Check each line of the data below for the word "category", then extract the ones that have it.

-- BEGIN --

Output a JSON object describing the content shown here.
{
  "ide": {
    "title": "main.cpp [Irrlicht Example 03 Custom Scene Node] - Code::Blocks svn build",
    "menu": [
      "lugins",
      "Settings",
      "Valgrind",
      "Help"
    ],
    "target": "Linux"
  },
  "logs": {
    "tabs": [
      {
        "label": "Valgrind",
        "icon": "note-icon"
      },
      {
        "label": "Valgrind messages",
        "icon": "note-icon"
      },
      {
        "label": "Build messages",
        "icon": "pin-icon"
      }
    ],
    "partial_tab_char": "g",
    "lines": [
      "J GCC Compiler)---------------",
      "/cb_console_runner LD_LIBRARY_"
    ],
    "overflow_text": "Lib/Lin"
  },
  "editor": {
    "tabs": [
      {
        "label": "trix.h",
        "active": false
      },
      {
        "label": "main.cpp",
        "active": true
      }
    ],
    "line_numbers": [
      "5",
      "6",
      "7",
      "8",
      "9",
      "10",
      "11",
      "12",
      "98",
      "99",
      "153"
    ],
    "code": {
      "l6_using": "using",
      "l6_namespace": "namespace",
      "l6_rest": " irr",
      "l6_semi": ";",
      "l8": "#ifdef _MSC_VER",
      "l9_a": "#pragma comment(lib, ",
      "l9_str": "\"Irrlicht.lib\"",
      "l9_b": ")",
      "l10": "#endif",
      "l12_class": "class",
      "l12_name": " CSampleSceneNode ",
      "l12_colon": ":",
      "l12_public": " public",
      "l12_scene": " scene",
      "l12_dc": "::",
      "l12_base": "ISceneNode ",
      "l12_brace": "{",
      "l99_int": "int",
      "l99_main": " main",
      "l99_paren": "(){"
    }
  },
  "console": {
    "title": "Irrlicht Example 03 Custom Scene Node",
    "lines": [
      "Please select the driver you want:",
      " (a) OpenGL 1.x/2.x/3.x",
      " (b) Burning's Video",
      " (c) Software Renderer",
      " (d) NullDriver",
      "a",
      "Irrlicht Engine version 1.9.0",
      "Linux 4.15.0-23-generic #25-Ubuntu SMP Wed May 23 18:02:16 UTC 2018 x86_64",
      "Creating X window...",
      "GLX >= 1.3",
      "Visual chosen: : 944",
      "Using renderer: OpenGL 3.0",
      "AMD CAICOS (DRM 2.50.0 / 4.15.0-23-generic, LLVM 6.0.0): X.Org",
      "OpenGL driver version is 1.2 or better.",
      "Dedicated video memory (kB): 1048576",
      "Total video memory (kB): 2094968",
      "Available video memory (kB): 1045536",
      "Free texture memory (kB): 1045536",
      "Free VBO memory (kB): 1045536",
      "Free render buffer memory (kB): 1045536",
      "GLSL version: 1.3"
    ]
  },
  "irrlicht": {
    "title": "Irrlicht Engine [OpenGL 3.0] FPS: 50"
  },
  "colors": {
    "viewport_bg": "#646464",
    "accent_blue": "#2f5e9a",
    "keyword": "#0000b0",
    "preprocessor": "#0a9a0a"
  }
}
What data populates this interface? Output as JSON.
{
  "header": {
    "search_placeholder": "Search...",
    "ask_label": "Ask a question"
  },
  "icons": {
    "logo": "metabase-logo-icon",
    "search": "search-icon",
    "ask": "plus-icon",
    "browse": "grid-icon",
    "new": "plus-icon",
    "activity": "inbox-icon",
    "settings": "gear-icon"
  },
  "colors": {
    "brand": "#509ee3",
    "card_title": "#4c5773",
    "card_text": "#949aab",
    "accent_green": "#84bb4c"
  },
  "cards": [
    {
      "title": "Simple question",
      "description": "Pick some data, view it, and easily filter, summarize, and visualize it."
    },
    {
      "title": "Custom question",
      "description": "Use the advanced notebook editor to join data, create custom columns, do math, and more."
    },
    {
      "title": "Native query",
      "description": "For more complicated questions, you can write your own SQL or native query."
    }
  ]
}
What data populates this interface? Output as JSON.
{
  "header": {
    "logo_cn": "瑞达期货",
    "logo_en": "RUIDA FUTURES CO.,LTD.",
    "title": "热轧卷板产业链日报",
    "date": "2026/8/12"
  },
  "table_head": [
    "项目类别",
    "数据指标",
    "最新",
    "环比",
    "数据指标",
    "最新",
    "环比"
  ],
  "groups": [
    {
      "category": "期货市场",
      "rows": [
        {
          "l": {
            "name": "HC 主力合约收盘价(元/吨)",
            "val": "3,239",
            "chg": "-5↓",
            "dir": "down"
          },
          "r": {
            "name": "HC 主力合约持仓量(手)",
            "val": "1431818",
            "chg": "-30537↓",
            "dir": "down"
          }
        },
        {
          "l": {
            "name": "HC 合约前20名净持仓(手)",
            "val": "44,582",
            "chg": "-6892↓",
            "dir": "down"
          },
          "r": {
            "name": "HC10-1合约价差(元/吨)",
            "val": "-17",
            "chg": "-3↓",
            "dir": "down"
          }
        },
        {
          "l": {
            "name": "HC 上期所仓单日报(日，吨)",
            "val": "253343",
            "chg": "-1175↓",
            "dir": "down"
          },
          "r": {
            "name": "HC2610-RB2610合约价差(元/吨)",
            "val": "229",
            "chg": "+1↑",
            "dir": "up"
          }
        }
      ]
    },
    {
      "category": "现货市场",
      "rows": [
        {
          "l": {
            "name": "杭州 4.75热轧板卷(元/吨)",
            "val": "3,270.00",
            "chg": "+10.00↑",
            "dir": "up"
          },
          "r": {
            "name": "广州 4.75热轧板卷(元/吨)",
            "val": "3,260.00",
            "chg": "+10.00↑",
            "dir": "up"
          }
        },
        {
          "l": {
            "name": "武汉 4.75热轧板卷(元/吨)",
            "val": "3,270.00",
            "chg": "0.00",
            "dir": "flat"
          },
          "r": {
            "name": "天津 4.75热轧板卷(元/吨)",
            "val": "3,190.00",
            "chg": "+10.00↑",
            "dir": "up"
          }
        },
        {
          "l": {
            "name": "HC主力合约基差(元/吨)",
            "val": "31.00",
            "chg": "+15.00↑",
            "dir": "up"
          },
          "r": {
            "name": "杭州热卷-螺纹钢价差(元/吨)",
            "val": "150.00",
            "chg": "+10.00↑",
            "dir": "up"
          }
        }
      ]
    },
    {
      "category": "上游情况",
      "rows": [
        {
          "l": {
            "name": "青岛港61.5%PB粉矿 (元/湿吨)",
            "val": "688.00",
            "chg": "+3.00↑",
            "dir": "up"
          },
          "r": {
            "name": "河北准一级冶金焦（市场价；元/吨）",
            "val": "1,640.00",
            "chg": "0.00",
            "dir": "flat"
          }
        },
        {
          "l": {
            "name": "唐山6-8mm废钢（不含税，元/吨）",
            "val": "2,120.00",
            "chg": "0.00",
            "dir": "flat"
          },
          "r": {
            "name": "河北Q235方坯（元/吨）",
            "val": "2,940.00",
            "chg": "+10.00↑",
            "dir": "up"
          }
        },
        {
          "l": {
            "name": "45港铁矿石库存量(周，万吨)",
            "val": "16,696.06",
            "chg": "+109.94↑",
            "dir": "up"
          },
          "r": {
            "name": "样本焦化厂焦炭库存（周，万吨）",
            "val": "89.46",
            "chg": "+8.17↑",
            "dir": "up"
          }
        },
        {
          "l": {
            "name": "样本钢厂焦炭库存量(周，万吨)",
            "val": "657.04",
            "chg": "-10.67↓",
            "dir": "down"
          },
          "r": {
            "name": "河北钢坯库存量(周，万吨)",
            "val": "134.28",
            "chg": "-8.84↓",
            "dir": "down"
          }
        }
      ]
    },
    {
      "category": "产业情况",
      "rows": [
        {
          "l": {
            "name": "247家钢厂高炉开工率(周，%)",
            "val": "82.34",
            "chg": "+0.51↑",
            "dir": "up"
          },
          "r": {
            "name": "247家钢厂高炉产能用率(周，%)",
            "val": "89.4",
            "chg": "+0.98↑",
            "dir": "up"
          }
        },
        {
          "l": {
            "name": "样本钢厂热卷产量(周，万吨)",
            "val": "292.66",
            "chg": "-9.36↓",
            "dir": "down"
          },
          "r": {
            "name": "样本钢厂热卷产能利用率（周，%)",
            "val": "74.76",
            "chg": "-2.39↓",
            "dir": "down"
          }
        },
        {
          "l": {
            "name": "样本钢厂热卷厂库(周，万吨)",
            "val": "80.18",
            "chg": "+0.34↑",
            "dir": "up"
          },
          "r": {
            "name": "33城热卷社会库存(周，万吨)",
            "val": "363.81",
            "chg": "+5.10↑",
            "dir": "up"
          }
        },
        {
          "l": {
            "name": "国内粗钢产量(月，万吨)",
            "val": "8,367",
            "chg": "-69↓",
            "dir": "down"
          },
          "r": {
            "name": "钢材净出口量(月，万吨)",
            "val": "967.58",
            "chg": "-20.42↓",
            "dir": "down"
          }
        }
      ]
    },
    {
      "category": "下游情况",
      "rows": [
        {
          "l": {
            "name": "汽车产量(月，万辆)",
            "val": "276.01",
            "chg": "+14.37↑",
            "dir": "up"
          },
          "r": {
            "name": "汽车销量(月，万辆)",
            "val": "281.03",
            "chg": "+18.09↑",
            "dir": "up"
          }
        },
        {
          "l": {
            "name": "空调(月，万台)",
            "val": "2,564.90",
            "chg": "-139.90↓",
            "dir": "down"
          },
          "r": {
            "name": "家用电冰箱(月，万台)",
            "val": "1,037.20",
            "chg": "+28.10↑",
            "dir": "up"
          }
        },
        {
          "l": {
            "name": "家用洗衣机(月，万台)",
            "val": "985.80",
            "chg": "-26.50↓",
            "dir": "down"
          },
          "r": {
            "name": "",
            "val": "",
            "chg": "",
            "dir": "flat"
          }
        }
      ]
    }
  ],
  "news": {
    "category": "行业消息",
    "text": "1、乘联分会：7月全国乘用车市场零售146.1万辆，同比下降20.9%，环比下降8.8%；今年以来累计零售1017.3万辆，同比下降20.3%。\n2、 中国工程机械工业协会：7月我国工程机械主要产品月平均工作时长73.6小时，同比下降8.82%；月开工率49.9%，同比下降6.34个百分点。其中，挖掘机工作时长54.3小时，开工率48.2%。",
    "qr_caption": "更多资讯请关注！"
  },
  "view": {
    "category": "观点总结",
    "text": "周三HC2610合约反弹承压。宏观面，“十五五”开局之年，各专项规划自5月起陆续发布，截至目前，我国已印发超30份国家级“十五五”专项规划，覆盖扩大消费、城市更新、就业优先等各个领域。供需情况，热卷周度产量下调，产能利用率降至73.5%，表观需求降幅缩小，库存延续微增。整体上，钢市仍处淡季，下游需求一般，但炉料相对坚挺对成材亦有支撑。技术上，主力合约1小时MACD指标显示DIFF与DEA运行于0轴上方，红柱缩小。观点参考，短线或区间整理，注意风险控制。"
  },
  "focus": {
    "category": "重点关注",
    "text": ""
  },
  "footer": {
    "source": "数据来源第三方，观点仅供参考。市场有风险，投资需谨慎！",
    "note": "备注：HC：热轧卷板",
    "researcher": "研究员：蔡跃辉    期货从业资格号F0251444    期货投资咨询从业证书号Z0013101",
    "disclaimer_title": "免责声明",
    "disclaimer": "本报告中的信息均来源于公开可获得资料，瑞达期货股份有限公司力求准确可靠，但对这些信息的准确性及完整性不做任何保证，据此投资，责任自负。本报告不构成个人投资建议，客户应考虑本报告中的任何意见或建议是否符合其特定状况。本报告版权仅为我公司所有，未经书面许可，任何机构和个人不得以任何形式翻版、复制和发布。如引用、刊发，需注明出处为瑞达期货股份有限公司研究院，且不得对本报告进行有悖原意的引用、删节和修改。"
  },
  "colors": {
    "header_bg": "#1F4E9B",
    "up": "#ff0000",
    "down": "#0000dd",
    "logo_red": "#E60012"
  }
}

-- END --

#### Task result
      "category": "期货市场",
      "category": "现货市场",
      "category": "上游情况",
      "category": "产业情况",
      "category": "下游情况",
    "category": "行业消息",
    "category": "观点总结",
    "category": "重点关注",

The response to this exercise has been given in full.